** START EXTRACTED MATERIAL **

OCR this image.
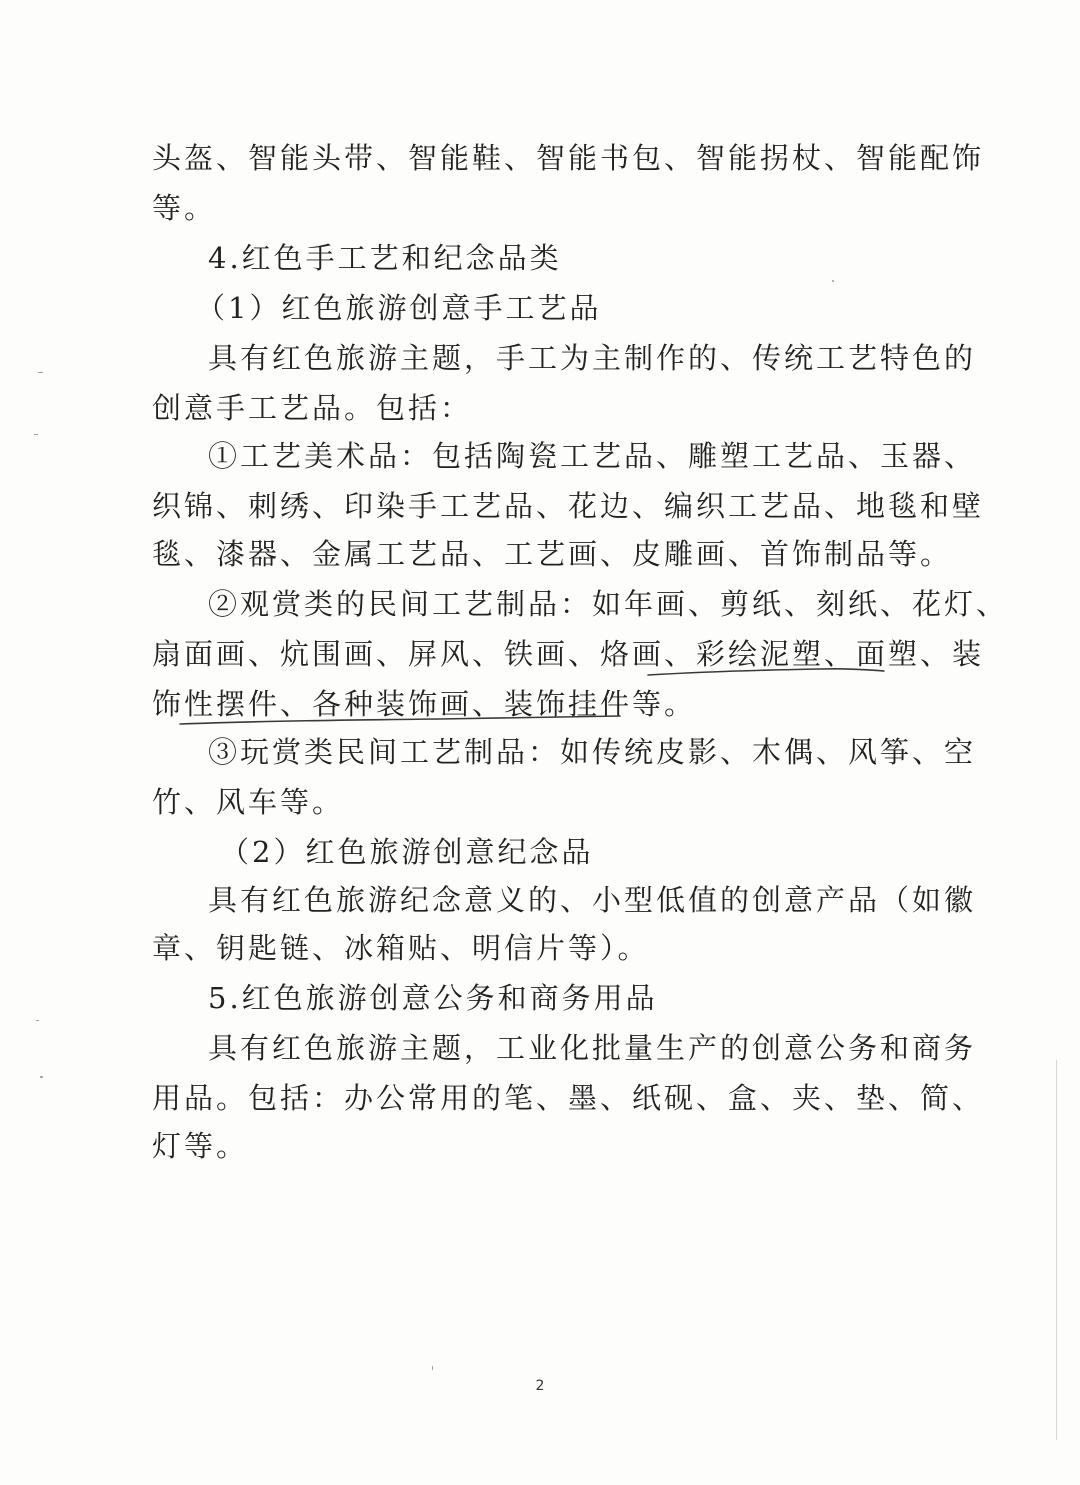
头盔、智能头带、智能鞋、智能书包、智能拐杖、智能配饰
等。
4.红色手工艺和纪念品类
（1）红色旅游创意手工艺品
具有红色旅游主题，手工为主制作的、传统工艺特色的
创意手工艺品。包括：
①工艺美术品：包括陶瓷工艺品、雕塑工艺品、玉器、
织锦、刺绣、印染手工艺品、花边、编织工艺品、地毯和壁
毯、漆器、金属工艺品、工艺画、皮雕画、首饰制品等。
②观赏类的民间工艺制品：如年画、剪纸、刻纸、花灯、
扇面画、炕围画、屏风、铁画、烙画、彩绘泥塑、面塑、装
饰性摆件、各种装饰画、装饰挂件等。
③玩赏类民间工艺制品：如传统皮影、木偶、风筝、空
竹、风车等。
（2）红色旅游创意纪念品
具有红色旅游纪念意义的、小型低值的创意产品（如徽
章、钥匙链、冰箱贴、明信片等）。
5.红色旅游创意公务和商务用品
具有红色旅游主题，工业化批量生产的创意公务和商务
用品。包括：办公常用的笔、墨、纸砚、盒、夹、垫、简、
灯等。
2
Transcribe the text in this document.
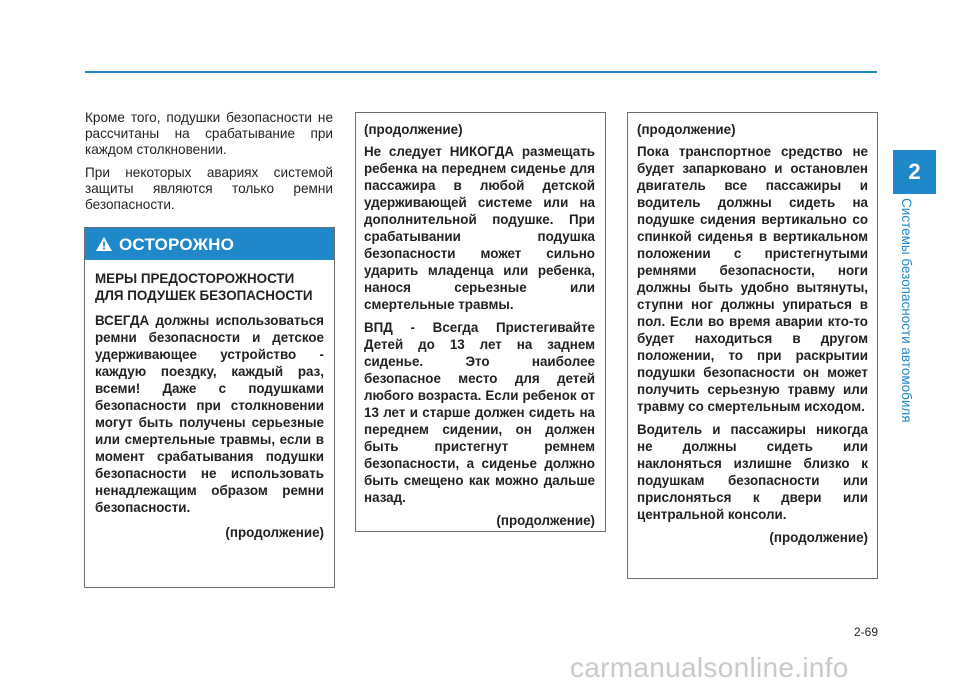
Кроме того, подушки безопасности не рассчитаны на срабатывание при каждом столкновении.

При некоторых авариях системой защиты являются только ремни безопасности.

ОСТОРОЖНО

МЕРЫ ПРЕДОСТОРОЖНОСТИ ДЛЯ ПОДУШЕК БЕЗОПАСНОСТИ

ВСЕГДА должны использоваться ремни безопасности и детское удерживающее устройство - каждую поездку, каждый раз, всеми! Даже с подушками безопасности при столкновении могут быть получены серьезные или смертельные травмы, если в момент срабатывания подушки безопасности не использовать ненадлежащим образом ремни безопасности.

(продолжение)

(продолжение)

Не следует НИКОГДА размещать ребенка на переднем сиденье для пассажира в любой детской удерживающей системе или на дополнительной подушке. При срабатывании подушка безопасности может сильно ударить младенца или ребенка, нанося серьезные или смертельные травмы.

ВПД - Всегда Пристегивайте Детей до 13 лет на заднем сиденье. Это наиболее безопасное место для детей любого возраста. Если ребенок от 13 лет и старше должен сидеть на переднем сидении, он должен быть пристегнут ремнем безопасности, а сиденье должно быть смещено как можно дальше назад.

(продолжение)

(продолжение)

Пока транспортное средство не будет запарковано и остановлен двигатель все пассажиры и водитель должны сидеть на подушке сидения вертикально со спинкой сиденья в вертикальном положении с пристегнутыми ремнями безопасности, ноги должны быть удобно вытянуты, ступни ног должны упираться в пол. Если во время аварии кто-то будет находиться в другом положении, то при раскрытии подушки безопасности он может получить серьезную травму или травму со смертельным исходом.

Водитель и пассажиры никогда не должны сидеть или наклоняться излишне близко к подушкам безопасности или прислоняться к двери или центральной консоли.

(продолжение)

2
Системы безопасности автомобиля
2-69
carmanualsonline.info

** END EXTRACTED MATERIAL **

__WHAT YOU HAVE TO DO__
All lines of the data above that include the word "this" must be shown.

__EXERCISE OUTPUT__
OCR this image.
Transcribe the text in this document.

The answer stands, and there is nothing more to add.